(DIRECTION): Output every entry exactly as written, but omit the pictures.
-- START RECORDED DATA --
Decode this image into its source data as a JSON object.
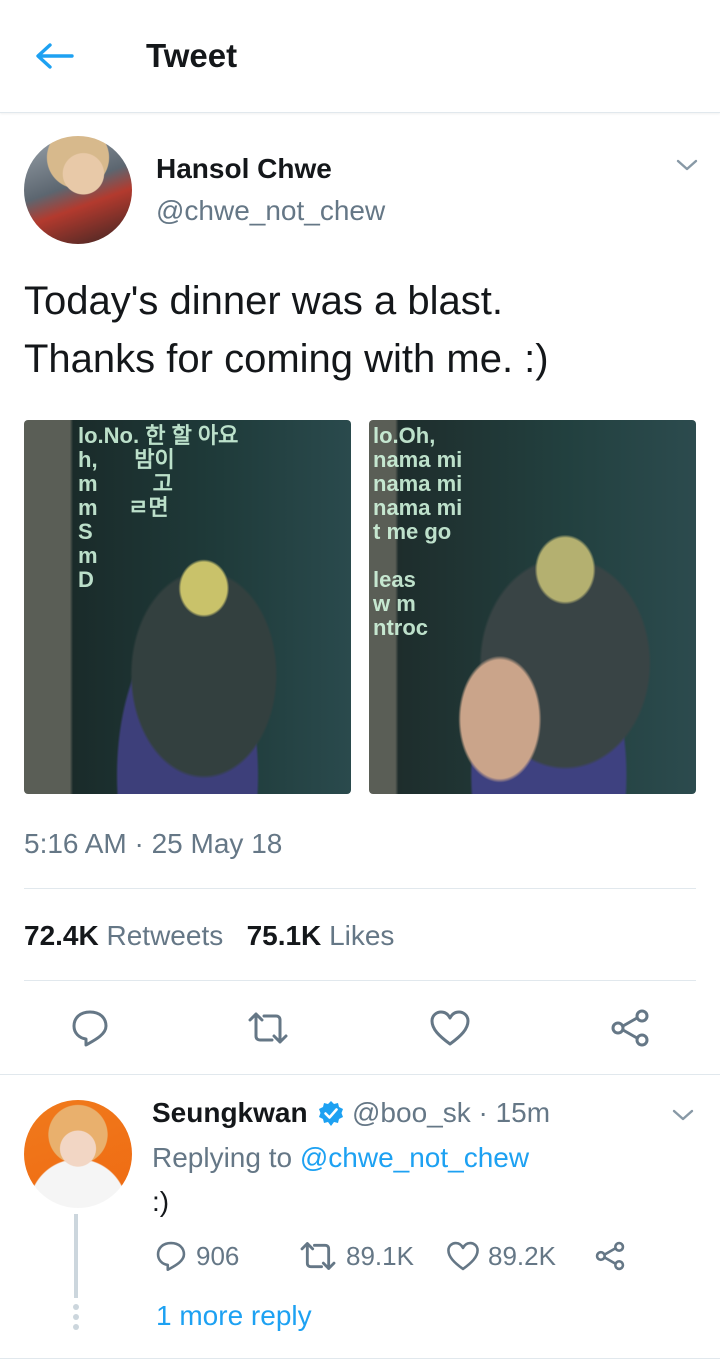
{
  "header": {
    "title": "Tweet",
    "back_icon": "arrow-left-icon",
    "accent": "#1da1f2"
  },
  "tweet": {
    "author_name": "Hansol Chwe",
    "author_handle": "@chwe_not_chew",
    "text_line1": "Today's dinner was a blast.",
    "text_line2": "Thanks for coming with me. :)",
    "photo1_text": "lo.No. 한 할 아요\nh,      밤이\nm         고\nm     ㄹ면\nS\nm\nD",
    "photo2_text": "lo.Oh,\nnama mi\nnama mi\nnama mi\nt me go\n\nleas\nw m\nntroc",
    "timestamp": "5:16 AM · 25 May 18",
    "retweet_count": "72.4K",
    "retweet_label": "Retweets",
    "like_count": "75.1K",
    "like_label": "Likes"
  },
  "reply": {
    "author_name": "Seungkwan",
    "author_handle": "@boo_sk",
    "time": "· 15m",
    "replying_prefix": "Replying to",
    "replying_handle": "@chwe_not_chew",
    "text": ":)",
    "reply_count": "906",
    "retweet_count": "89.1K",
    "like_count": "89.2K",
    "more_replies": "1 more reply"
  },
  "colors": {
    "text": "#14171a",
    "secondary": "#657786",
    "divider": "#e1e8ed",
    "link": "#1da1f2"
  }
}
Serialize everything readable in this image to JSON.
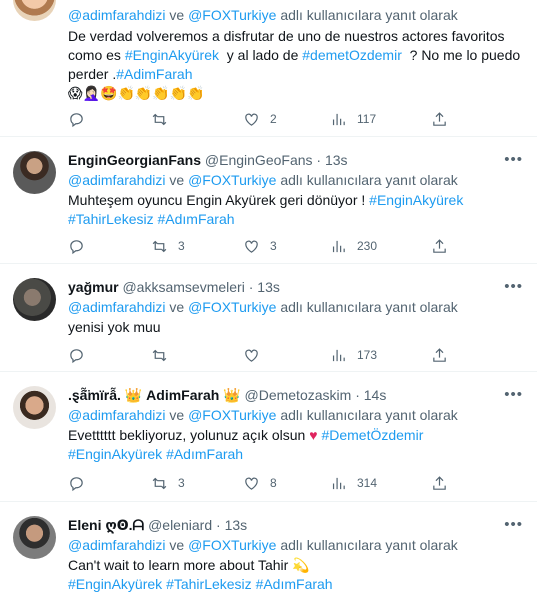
{
  "reply_prefix": "adlı kullanıcılara yanıt olarak",
  "tweets": [
    {
      "reply_to": [
        "@adimfarahdizi",
        "@FOXTurkiye"
      ],
      "joiner": "ve",
      "text_lines": [
        "De verdad volveremos a disfrutar de uno de nuestros actores favoritos",
        "como es",
        "#EnginAkyürek",
        "y al lado de",
        "#demetOzdemir",
        "? No me lo puedo",
        "perder .",
        "#AdimFarah"
      ],
      "emojis": "😱🤦🏻‍♀️🤩👏👏👏👏👏",
      "replies": "",
      "retweets": "",
      "likes": "2",
      "views": "117"
    },
    {
      "name": "EnginGeorgianFans",
      "handle": "@EnginGeoFans",
      "time": "13s",
      "reply_to": [
        "@adimfarahdizi",
        "@FOXTurkiye"
      ],
      "joiner": "ve",
      "text": "Muhteşem oyuncu Engin Akyürek geri dönüyor !",
      "tags": [
        "#EnginAkyürek",
        "#TahirLekesiz",
        "#AdımFarah"
      ],
      "replies": "",
      "retweets": "3",
      "likes": "3",
      "views": "230"
    },
    {
      "name": "yağmur",
      "handle": "@akksamsevmeleri",
      "time": "13s",
      "reply_to": [
        "@adimfarahdizi",
        "@FOXTurkiye"
      ],
      "joiner": "ve",
      "text": "yenisi yok muu",
      "replies": "",
      "retweets": "",
      "likes": "",
      "views": "173"
    },
    {
      "name": ".ȿẫ̈mïrẫ.",
      "name_mid": "AdimFarah",
      "name_crown": "👑",
      "handle": "@Demetozaskim",
      "time": "14s",
      "reply_to": [
        "@adimfarahdizi",
        "@FOXTurkiye"
      ],
      "joiner": "ve",
      "text": "Evetttttt bekliyoruz, yolunuz açık olsun",
      "heart": "♥",
      "tags": [
        "#DemetÖzdemir",
        "#EnginAkyürek",
        "#AdımFarah"
      ],
      "replies": "",
      "retweets": "3",
      "likes": "8",
      "views": "314"
    },
    {
      "name": "Eleni",
      "name_suffix": "ღꙨ.ᗩ",
      "handle": "@eleniard",
      "time": "13s",
      "reply_to": [
        "@adimfarahdizi",
        "@FOXTurkiye"
      ],
      "joiner": "ve",
      "text": "Can't wait to learn more about Tahir",
      "emoji": "💫",
      "tags": [
        "#EnginAkyürek",
        "#TahirLekesiz",
        "#AdımFarah"
      ]
    }
  ],
  "dot": "·",
  "more_icon": "•••",
  "colors": {
    "link": "#1d9bf0",
    "muted": "#536471",
    "text": "#0f1419",
    "heart": "#e0245e"
  }
}
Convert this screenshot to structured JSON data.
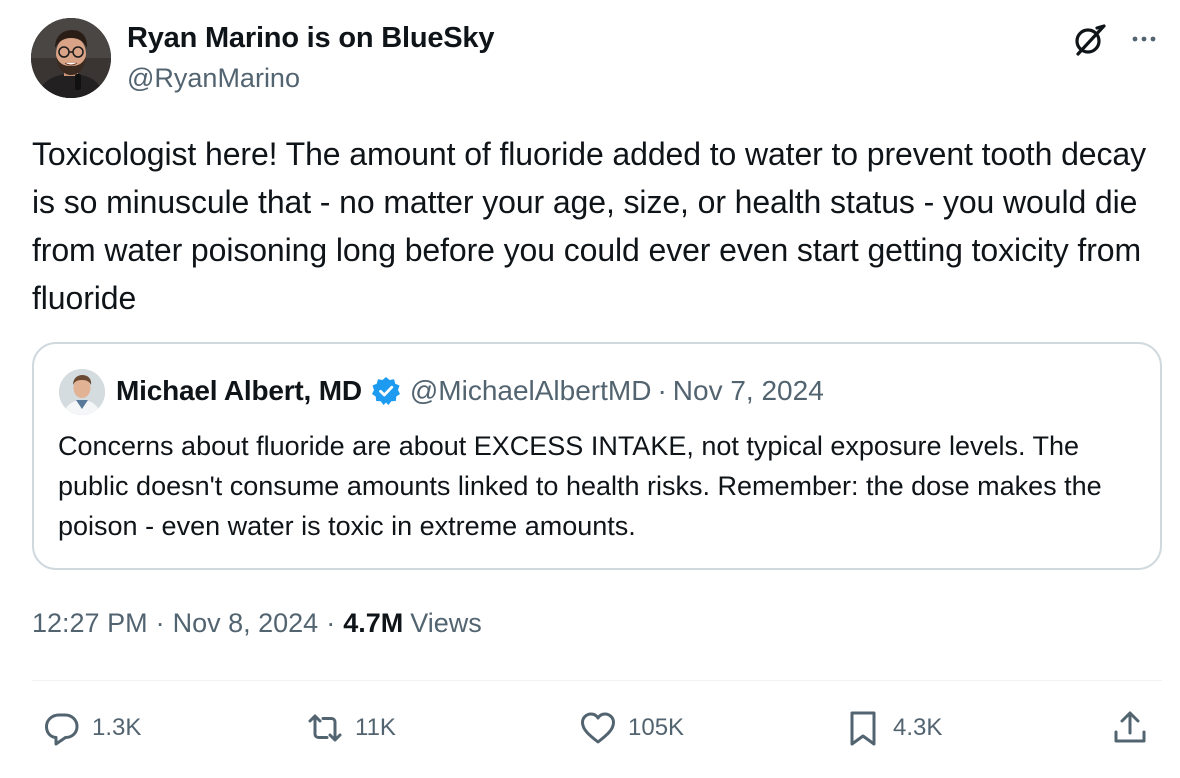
{
  "tweet": {
    "author": {
      "name": "Ryan Marino is on BlueSky",
      "handle": "@RyanMarino",
      "avatar_icon": "user-avatar-photo"
    },
    "text": "Toxicologist here! The amount of fluoride added to water to prevent tooth decay is so minuscule that - no matter your age, size, or health status - you would die from water poisoning long before you could ever even start getting toxicity from fluoride",
    "header_icons": [
      "grok-icon",
      "more-options-icon"
    ]
  },
  "quote": {
    "author_name": "Michael Albert, MD",
    "verified": true,
    "verified_color": "#1d9bf0",
    "handle": "@MichaelAlbertMD",
    "separator": "·",
    "date": "Nov 7, 2024",
    "text": "Concerns about fluoride are about EXCESS INTAKE, not typical exposure levels. The public doesn't consume amounts linked to health risks. Remember: the dose makes the poison - even water is toxic in extreme amounts."
  },
  "meta": {
    "time": "12:27 PM",
    "separator": "·",
    "date": "Nov 8, 2024",
    "views_count": "4.7M",
    "views_label": "Views"
  },
  "actions": {
    "replies": "1.3K",
    "reposts": "11K",
    "likes": "105K",
    "bookmarks": "4.3K"
  },
  "colors": {
    "text_primary": "#0f1419",
    "text_secondary": "#536471",
    "border": "#cfd9de",
    "divider": "#eff3f4"
  }
}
-- END RECORDED DATA --
(WRITTEN RESPONSE):
Decode this image into its source data as a JSON object.
{
  "header": {
    "title": "Tweet",
    "back_icon": "arrow-left-icon",
    "accent": "#1da1f2"
  },
  "tweet": {
    "author_name": "Hansol Chwe",
    "author_handle": "@chwe_not_chew",
    "text_line1": "Today's dinner was a blast.",
    "text_line2": "Thanks for coming with me. :)",
    "photo1_text": "lo.No. 한 할 아요\nh,      밤이\nm         고\nm     ㄹ면\nS\nm\nD",
    "photo2_text": "lo.Oh,\nnama mi\nnama mi\nnama mi\nt me go\n\nleas\nw m\nntroc",
    "timestamp": "5:16 AM · 25 May 18",
    "retweet_count": "72.4K",
    "retweet_label": "Retweets",
    "like_count": "75.1K",
    "like_label": "Likes"
  },
  "reply": {
    "author_name": "Seungkwan",
    "author_handle": "@boo_sk",
    "time": "· 15m",
    "replying_prefix": "Replying to",
    "replying_handle": "@chwe_not_chew",
    "text": ":)",
    "reply_count": "906",
    "retweet_count": "89.1K",
    "like_count": "89.2K",
    "more_replies": "1 more reply"
  },
  "colors": {
    "text": "#14171a",
    "secondary": "#657786",
    "divider": "#e1e8ed",
    "link": "#1da1f2"
  }
}
Serialize everything readable in this image to JSON.
{
  "reply_prefix": "adlı kullanıcılara yanıt olarak",
  "tweets": [
    {
      "reply_to": [
        "@adimfarahdizi",
        "@FOXTurkiye"
      ],
      "joiner": "ve",
      "text_lines": [
        "De verdad volveremos a disfrutar de uno de nuestros actores favoritos",
        "como es",
        "#EnginAkyürek",
        "y al lado de",
        "#demetOzdemir",
        "? No me lo puedo",
        "perder .",
        "#AdimFarah"
      ],
      "emojis": "😱🤦🏻‍♀️🤩👏👏👏👏👏",
      "replies": "",
      "retweets": "",
      "likes": "2",
      "views": "117"
    },
    {
      "name": "EnginGeorgianFans",
      "handle": "@EnginGeoFans",
      "time": "13s",
      "reply_to": [
        "@adimfarahdizi",
        "@FOXTurkiye"
      ],
      "joiner": "ve",
      "text": "Muhteşem oyuncu Engin Akyürek geri dönüyor !",
      "tags": [
        "#EnginAkyürek",
        "#TahirLekesiz",
        "#AdımFarah"
      ],
      "replies": "",
      "retweets": "3",
      "likes": "3",
      "views": "230"
    },
    {
      "name": "yağmur",
      "handle": "@akksamsevmeleri",
      "time": "13s",
      "reply_to": [
        "@adimfarahdizi",
        "@FOXTurkiye"
      ],
      "joiner": "ve",
      "text": "yenisi yok muu",
      "replies": "",
      "retweets": "",
      "likes": "",
      "views": "173"
    },
    {
      "name": ".ȿẫ̈mïrẫ.",
      "name_mid": "AdimFarah",
      "name_crown": "👑",
      "handle": "@Demetozaskim",
      "time": "14s",
      "reply_to": [
        "@adimfarahdizi",
        "@FOXTurkiye"
      ],
      "joiner": "ve",
      "text": "Evetttttt bekliyoruz, yolunuz açık olsun",
      "heart": "♥",
      "tags": [
        "#DemetÖzdemir",
        "#EnginAkyürek",
        "#AdımFarah"
      ],
      "replies": "",
      "retweets": "3",
      "likes": "8",
      "views": "314"
    },
    {
      "name": "Eleni",
      "name_suffix": "ღꙨ.ᗩ",
      "handle": "@eleniard",
      "time": "13s",
      "reply_to": [
        "@adimfarahdizi",
        "@FOXTurkiye"
      ],
      "joiner": "ve",
      "text": "Can't wait to learn more about Tahir",
      "emoji": "💫",
      "tags": [
        "#EnginAkyürek",
        "#TahirLekesiz",
        "#AdımFarah"
      ]
    }
  ],
  "dot": "·",
  "more_icon": "•••",
  "colors": {
    "link": "#1d9bf0",
    "muted": "#536471",
    "text": "#0f1419",
    "heart": "#e0245e"
  }
}
Convert this screenshot to structured JSON data.
{
  "tweet": {
    "author": {
      "name": "Ryan Marino is on BlueSky",
      "handle": "@RyanMarino",
      "avatar_icon": "user-avatar-photo"
    },
    "text": "Toxicologist here! The amount of fluoride added to water to prevent tooth decay is so minuscule that - no matter your age, size, or health status - you would die from water poisoning long before you could ever even start getting toxicity from fluoride",
    "header_icons": [
      "grok-icon",
      "more-options-icon"
    ]
  },
  "quote": {
    "author_name": "Michael Albert, MD",
    "verified": true,
    "verified_color": "#1d9bf0",
    "handle": "@MichaelAlbertMD",
    "separator": "·",
    "date": "Nov 7, 2024",
    "text": "Concerns about fluoride are about EXCESS INTAKE, not typical exposure levels. The public doesn't consume amounts linked to health risks. Remember: the dose makes the poison - even water is toxic in extreme amounts."
  },
  "meta": {
    "time": "12:27 PM",
    "separator": "·",
    "date": "Nov 8, 2024",
    "views_count": "4.7M",
    "views_label": "Views"
  },
  "actions": {
    "replies": "1.3K",
    "reposts": "11K",
    "likes": "105K",
    "bookmarks": "4.3K"
  },
  "colors": {
    "text_primary": "#0f1419",
    "text_secondary": "#536471",
    "border": "#cfd9de",
    "divider": "#eff3f4"
  }
}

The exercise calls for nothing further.